Write the data below out exactly as it stands. Do not include the pictures.

*** Supplied data ***

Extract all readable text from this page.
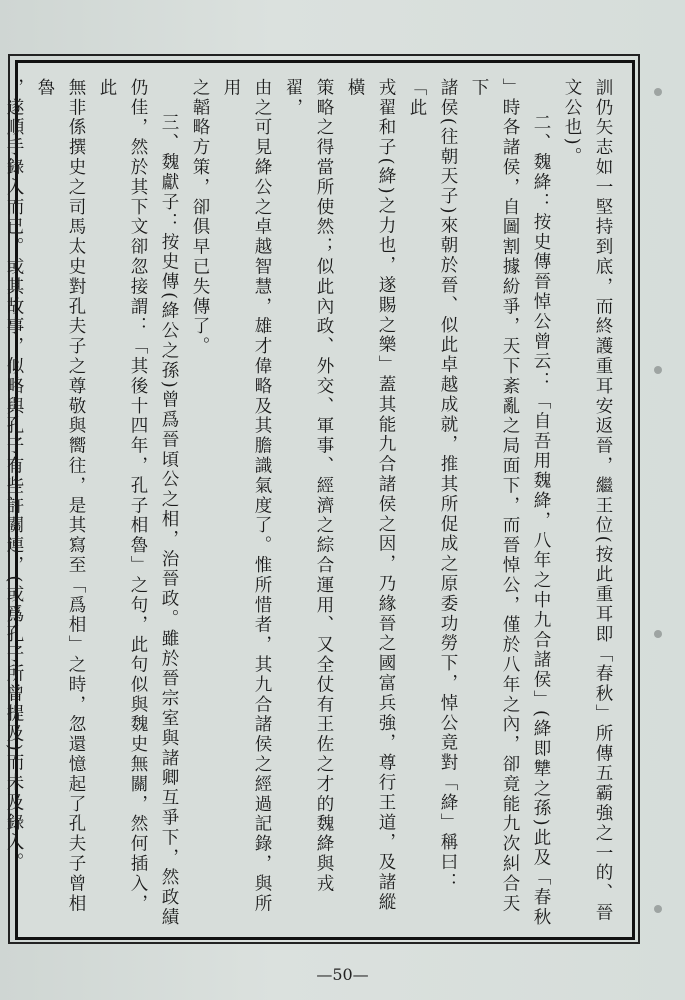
訓仍矢志如一堅持到底，而終護重耳安返晉，繼王位(按此重耳即「春秋」所傳五霸強之一的、晉

文公也)。

二、魏絳：按史傳晉悼公曾云：「自吾用魏絳，八年之中九合諸侯」(絳即犨之孫)此及「春秋

」時各諸侯，自圖割據紛爭，天下紊亂之局面下，而晉悼公，僅於八年之內，卻竟能九次糾合天下

諸侯(往朝天子)來朝於晉、似此卓越成就，推其所促成之原委功勞下，悼公竟對「絳」稱曰：「此

戎翟和子(絳)之力也，遂賜之樂」蓋其能九合諸侯之因，乃緣晉之國富兵強，尊行王道，及諸縱橫

策略之得當所使然；似此內政、外交、軍事、經濟之綜合運用、又全仗有王佐之才的魏絳與戎翟，

由之可見絳公之卓越智慧，雄才偉略及其膽識氣度了。惟所惜者，其九合諸侯之經過記錄，與所用

之韜略方策，卻俱早已失傳了。

三、魏獻子：按史傳(絳公之孫)曾爲晉頃公之相，治晉政。雖於晉宗室與諸卿互爭下，然政績

仍佳，然於其下文卻忽接謂：「其後十四年，孔子相魯」之句，此句似與魏史無關，然何插入，此

無非係撰史之司馬太史對孔夫子之尊敬與嚮往，是其寫至「爲相」之時，忽還憶起了孔夫子曾相魯

，遂順手錄入而已。或其故事，似略與孔子有些許關連，(或爲孔子所曾提及)而未及錄入。

—50—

***

**Final answer**
Extract all readable text from this page.
訓仍矢志如一堅持到底，而終護重耳安返晉，繼王位(按此重耳即「春秋」所傳五霸強之一的、晉

文公也)。

二、魏絳：按史傳晉悼公曾云：「自吾用魏絳，八年之中九合諸侯」(絳即犨之孫)此及「春秋

」時各諸侯，自圖割據紛爭，天下紊亂之局面下，而晉悼公，僅於八年之內，卻竟能九次糾合天下

諸侯(往朝天子)來朝於晉、似此卓越成就，推其所促成之原委功勞下，悼公竟對「絳」稱曰：「此

戎翟和子(絳)之力也，遂賜之樂」蓋其能九合諸侯之因，乃緣晉之國富兵強，尊行王道，及諸縱橫

策略之得當所使然；似此內政、外交、軍事、經濟之綜合運用、又全仗有王佐之才的魏絳與戎翟，

由之可見絳公之卓越智慧，雄才偉略及其膽識氣度了。惟所惜者，其九合諸侯之經過記錄，與所用

之韜略方策，卻俱早已失傳了。

三、魏獻子：按史傳(絳公之孫)曾爲晉頃公之相，治晉政。雖於晉宗室與諸卿互爭下，然政績

仍佳，然於其下文卻忽接謂：「其後十四年，孔子相魯」之句，此句似與魏史無關，然何插入，此

無非係撰史之司馬太史對孔夫子之尊敬與嚮往，是其寫至「爲相」之時，忽還憶起了孔夫子曾相魯

，遂順手錄入而已。或其故事，似略與孔子有些許關連，(或爲孔子所曾提及)而未及錄入。

—50—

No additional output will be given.